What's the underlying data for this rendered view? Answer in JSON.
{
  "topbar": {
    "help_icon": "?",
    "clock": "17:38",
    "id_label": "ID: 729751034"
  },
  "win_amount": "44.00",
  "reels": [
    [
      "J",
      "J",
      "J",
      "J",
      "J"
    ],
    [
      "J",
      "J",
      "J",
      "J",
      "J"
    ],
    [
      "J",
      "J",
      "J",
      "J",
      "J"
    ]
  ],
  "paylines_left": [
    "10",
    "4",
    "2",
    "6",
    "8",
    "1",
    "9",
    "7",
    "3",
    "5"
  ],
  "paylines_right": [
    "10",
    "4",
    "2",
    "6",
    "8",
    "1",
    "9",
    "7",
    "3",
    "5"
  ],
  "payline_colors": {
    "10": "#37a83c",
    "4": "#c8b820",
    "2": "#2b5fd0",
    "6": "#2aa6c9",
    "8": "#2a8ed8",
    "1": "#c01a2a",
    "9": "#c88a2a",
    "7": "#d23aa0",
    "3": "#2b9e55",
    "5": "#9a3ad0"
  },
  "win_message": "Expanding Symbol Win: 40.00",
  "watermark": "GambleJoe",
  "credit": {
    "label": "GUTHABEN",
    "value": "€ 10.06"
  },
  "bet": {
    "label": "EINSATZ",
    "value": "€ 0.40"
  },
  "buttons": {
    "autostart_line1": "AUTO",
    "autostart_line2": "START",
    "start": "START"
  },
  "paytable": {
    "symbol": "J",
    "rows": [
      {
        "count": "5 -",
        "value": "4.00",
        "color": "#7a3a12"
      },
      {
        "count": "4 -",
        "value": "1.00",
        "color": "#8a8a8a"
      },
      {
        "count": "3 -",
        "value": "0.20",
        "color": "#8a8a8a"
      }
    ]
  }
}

▶ **Task to complete**
Say how many lines in this listing hold the string "value", giving the count and nothing more.

▶ **Written reply**
5